===== Input rows

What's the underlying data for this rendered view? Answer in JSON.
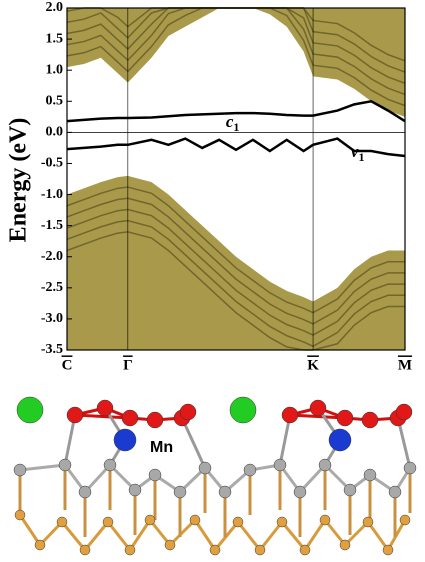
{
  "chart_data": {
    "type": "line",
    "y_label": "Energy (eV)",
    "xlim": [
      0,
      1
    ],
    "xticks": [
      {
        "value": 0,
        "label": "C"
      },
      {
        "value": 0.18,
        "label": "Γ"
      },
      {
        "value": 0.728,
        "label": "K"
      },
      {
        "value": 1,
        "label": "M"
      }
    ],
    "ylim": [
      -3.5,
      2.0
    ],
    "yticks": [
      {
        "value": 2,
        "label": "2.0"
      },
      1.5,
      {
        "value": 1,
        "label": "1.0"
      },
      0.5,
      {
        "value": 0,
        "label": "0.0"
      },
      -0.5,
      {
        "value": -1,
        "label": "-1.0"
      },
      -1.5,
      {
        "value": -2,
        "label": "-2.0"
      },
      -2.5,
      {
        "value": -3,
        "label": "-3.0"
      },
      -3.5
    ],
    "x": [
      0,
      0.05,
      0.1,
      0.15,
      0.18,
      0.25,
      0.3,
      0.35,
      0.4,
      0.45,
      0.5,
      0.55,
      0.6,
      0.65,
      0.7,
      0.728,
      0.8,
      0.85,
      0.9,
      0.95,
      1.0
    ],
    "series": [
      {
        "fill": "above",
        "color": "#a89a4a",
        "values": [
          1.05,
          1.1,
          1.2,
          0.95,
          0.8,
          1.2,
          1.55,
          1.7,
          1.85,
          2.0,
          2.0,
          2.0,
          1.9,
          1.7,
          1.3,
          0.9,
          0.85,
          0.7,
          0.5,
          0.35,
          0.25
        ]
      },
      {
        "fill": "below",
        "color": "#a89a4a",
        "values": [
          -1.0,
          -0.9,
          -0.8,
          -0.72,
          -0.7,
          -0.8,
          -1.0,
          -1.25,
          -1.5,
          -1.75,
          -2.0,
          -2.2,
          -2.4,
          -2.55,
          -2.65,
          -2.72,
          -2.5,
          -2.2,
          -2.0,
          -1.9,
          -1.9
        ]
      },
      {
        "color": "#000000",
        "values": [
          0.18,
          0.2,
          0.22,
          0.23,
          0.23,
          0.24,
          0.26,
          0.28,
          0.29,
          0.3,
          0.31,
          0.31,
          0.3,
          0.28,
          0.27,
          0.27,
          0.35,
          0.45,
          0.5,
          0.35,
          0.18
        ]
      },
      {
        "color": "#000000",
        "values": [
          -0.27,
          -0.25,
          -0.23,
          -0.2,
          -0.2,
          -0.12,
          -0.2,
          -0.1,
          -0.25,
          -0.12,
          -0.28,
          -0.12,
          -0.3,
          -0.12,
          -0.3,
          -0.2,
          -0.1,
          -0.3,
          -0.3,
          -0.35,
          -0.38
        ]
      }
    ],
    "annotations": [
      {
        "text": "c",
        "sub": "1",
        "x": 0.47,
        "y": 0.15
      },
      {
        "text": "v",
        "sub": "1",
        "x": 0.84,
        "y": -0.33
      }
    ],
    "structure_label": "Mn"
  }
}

==========

**What you have to do**
Make an exact copy of the records shown above, without the pictures.

**Finished exercise**
What's the underlying data for this rendered view? Answer in JSON.
{
  "chart_data": {
    "type": "line",
    "y_label": "Energy (eV)",
    "xlim": [
      0,
      1
    ],
    "xticks": [
      {
        "value": 0,
        "label": "C"
      },
      {
        "value": 0.18,
        "label": "Γ"
      },
      {
        "value": 0.728,
        "label": "K"
      },
      {
        "value": 1,
        "label": "M"
      }
    ],
    "ylim": [
      -3.5,
      2.0
    ],
    "yticks": [
      {
        "value": 2,
        "label": "2.0"
      },
      1.5,
      {
        "value": 1,
        "label": "1.0"
      },
      0.5,
      {
        "value": 0,
        "label": "0.0"
      },
      -0.5,
      {
        "value": -1,
        "label": "-1.0"
      },
      -1.5,
      {
        "value": -2,
        "label": "-2.0"
      },
      -2.5,
      {
        "value": -3,
        "label": "-3.0"
      },
      -3.5
    ],
    "x": [
      0,
      0.05,
      0.1,
      0.15,
      0.18,
      0.25,
      0.3,
      0.35,
      0.4,
      0.45,
      0.5,
      0.55,
      0.6,
      0.65,
      0.7,
      0.728,
      0.8,
      0.85,
      0.9,
      0.95,
      1.0
    ],
    "series": [
      {
        "fill": "above",
        "color": "#a89a4a",
        "values": [
          1.05,
          1.1,
          1.2,
          0.95,
          0.8,
          1.2,
          1.55,
          1.7,
          1.85,
          2.0,
          2.0,
          2.0,
          1.9,
          1.7,
          1.3,
          0.9,
          0.85,
          0.7,
          0.5,
          0.35,
          0.25
        ]
      },
      {
        "fill": "below",
        "color": "#a89a4a",
        "values": [
          -1.0,
          -0.9,
          -0.8,
          -0.72,
          -0.7,
          -0.8,
          -1.0,
          -1.25,
          -1.5,
          -1.75,
          -2.0,
          -2.2,
          -2.4,
          -2.55,
          -2.65,
          -2.72,
          -2.5,
          -2.2,
          -2.0,
          -1.9,
          -1.9
        ]
      },
      {
        "color": "#000000",
        "values": [
          0.18,
          0.2,
          0.22,
          0.23,
          0.23,
          0.24,
          0.26,
          0.28,
          0.29,
          0.3,
          0.31,
          0.31,
          0.3,
          0.28,
          0.27,
          0.27,
          0.35,
          0.45,
          0.5,
          0.35,
          0.18
        ]
      },
      {
        "color": "#000000",
        "values": [
          -0.27,
          -0.25,
          -0.23,
          -0.2,
          -0.2,
          -0.12,
          -0.2,
          -0.1,
          -0.25,
          -0.12,
          -0.28,
          -0.12,
          -0.3,
          -0.12,
          -0.3,
          -0.2,
          -0.1,
          -0.3,
          -0.3,
          -0.35,
          -0.38
        ]
      }
    ],
    "annotations": [
      {
        "text": "c",
        "sub": "1",
        "x": 0.47,
        "y": 0.15
      },
      {
        "text": "v",
        "sub": "1",
        "x": 0.84,
        "y": -0.33
      }
    ],
    "structure_label": "Mn"
  }
}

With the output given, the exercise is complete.